* Work instructions *
Put the lines below into a numbered list, starting at the first line and ending at the line that contains "delete-button[interactable]: Delete bbox=[389, 376, 462, 414]", with any blank lines left out.

* Information shown *
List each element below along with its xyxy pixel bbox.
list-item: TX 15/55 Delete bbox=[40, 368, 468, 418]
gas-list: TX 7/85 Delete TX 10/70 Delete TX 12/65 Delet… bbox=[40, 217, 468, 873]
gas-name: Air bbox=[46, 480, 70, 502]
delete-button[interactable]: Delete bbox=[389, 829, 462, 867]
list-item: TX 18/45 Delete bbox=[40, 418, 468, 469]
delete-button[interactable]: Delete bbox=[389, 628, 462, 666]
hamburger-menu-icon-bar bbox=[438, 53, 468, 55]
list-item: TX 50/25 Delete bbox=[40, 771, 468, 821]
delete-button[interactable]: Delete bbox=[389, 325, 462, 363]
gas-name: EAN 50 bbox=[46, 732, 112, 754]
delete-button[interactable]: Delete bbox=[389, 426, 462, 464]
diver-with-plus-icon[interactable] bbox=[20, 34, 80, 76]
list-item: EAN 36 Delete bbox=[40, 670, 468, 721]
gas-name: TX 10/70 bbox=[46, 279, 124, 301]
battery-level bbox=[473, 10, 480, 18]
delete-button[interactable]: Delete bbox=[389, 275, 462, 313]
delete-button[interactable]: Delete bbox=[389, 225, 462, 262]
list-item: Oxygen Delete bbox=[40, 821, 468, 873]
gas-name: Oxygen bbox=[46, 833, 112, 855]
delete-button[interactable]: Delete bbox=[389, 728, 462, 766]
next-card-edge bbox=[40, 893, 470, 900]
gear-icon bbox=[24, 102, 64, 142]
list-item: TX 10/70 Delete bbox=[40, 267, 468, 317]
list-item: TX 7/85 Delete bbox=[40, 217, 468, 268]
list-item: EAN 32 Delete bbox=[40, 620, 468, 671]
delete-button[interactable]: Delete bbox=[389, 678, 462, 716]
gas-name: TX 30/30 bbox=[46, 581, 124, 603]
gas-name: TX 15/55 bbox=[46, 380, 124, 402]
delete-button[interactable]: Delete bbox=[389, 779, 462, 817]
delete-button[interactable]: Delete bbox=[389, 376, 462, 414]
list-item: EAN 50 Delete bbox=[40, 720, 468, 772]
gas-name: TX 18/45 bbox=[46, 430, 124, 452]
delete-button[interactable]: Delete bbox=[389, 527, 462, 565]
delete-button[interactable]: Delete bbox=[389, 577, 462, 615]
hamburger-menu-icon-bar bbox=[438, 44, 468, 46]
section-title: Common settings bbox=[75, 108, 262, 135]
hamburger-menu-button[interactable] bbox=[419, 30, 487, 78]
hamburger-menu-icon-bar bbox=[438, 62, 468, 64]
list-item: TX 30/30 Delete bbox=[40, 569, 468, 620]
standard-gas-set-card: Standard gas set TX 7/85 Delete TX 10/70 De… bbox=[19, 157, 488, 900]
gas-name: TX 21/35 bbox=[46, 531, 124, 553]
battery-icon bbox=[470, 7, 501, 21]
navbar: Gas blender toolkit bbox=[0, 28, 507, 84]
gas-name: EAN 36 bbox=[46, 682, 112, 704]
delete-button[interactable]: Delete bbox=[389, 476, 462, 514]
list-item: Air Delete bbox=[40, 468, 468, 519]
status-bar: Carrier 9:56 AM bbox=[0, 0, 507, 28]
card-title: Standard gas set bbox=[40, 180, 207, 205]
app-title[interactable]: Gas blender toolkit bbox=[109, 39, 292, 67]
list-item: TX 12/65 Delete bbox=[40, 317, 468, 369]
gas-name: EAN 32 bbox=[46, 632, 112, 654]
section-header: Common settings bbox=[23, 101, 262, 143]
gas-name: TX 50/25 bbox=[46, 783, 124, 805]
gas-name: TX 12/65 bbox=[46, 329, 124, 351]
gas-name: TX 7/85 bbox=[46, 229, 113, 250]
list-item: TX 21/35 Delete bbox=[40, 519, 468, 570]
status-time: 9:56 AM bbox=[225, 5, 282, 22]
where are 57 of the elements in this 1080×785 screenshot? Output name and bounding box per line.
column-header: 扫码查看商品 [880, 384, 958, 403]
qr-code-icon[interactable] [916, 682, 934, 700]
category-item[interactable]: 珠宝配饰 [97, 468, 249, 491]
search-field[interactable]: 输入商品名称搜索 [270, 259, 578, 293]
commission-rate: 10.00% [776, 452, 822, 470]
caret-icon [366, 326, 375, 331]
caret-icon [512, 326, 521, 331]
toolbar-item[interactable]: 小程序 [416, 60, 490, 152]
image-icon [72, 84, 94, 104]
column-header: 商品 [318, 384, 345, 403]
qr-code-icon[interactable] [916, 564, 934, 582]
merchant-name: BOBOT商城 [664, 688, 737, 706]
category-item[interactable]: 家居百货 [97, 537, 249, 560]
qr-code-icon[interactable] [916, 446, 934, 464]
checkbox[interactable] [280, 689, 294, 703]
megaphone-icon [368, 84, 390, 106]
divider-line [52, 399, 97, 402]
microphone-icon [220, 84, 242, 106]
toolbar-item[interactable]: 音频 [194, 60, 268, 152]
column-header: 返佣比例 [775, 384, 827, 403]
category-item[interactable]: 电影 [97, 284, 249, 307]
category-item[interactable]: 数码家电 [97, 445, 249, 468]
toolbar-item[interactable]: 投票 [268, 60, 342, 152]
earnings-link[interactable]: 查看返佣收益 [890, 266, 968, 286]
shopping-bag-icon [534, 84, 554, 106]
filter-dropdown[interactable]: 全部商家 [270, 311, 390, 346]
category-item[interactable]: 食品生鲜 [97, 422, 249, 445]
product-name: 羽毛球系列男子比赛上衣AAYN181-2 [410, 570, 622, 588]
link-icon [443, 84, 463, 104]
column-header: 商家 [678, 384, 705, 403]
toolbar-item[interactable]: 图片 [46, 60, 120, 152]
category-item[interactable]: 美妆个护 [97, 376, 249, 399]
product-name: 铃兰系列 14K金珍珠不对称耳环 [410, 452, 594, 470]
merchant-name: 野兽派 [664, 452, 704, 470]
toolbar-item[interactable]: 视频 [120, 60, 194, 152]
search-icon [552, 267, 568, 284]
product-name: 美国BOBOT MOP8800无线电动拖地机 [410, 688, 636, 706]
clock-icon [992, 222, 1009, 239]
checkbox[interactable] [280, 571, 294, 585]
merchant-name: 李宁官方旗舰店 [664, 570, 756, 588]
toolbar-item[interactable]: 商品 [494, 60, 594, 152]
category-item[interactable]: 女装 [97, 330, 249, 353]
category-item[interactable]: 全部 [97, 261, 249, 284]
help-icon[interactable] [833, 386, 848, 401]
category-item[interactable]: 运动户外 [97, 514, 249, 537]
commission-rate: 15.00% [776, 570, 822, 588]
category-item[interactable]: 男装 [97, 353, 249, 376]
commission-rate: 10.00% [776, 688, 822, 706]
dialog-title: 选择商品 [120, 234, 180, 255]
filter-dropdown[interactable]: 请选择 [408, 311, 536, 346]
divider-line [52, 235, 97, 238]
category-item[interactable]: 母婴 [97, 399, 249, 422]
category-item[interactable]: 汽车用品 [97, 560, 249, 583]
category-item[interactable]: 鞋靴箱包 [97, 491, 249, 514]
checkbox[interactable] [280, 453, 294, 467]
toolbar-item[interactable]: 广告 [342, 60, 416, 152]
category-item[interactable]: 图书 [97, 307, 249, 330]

* Solution to this problem *
1. List each element below along with its xyxy pixel bbox.
2. list-item: TX 15/55 Delete bbox=[40, 368, 468, 418]
3. gas-list: TX 7/85 Delete TX 10/70 Delete TX 12/65 Delet… bbox=[40, 217, 468, 873]
4. gas-name: Air bbox=[46, 480, 70, 502]
5. delete-button[interactable]: Delete bbox=[389, 829, 462, 867]
6. list-item: TX 18/45 Delete bbox=[40, 418, 468, 469]
7. delete-button[interactable]: Delete bbox=[389, 628, 462, 666]
8. hamburger-menu-icon-bar bbox=[438, 53, 468, 55]
9. list-item: TX 50/25 Delete bbox=[40, 771, 468, 821]
10. delete-button[interactable]: Delete bbox=[389, 325, 462, 363]
11. gas-name: EAN 50 bbox=[46, 732, 112, 754]
12. delete-button[interactable]: Delete bbox=[389, 426, 462, 464]
13. diver-with-plus-icon[interactable] bbox=[20, 34, 80, 76]
14. list-item: EAN 36 Delete bbox=[40, 670, 468, 721]
15. gas-name: TX 10/70 bbox=[46, 279, 124, 301]
16. battery-level bbox=[473, 10, 480, 18]
17. delete-button[interactable]: Delete bbox=[389, 275, 462, 313]
18. delete-button[interactable]: Delete bbox=[389, 225, 462, 262]
19. list-item: Oxygen Delete bbox=[40, 821, 468, 873]
20. gas-name: Oxygen bbox=[46, 833, 112, 855]
21. delete-button[interactable]: Delete bbox=[389, 728, 462, 766]
22. next-card-edge bbox=[40, 893, 470, 900]
23. gear-icon bbox=[24, 102, 64, 142]
24. list-item: TX 10/70 Delete bbox=[40, 267, 468, 317]
25. list-item: TX 7/85 Delete bbox=[40, 217, 468, 268]
26. list-item: EAN 32 Delete bbox=[40, 620, 468, 671]
27. delete-button[interactable]: Delete bbox=[389, 678, 462, 716]
28. gas-name: TX 30/30 bbox=[46, 581, 124, 603]
29. gas-name: TX 15/55 bbox=[46, 380, 124, 402]
30. delete-button[interactable]: Delete bbox=[389, 779, 462, 817]
31. delete-button[interactable]: Delete bbox=[389, 376, 462, 414]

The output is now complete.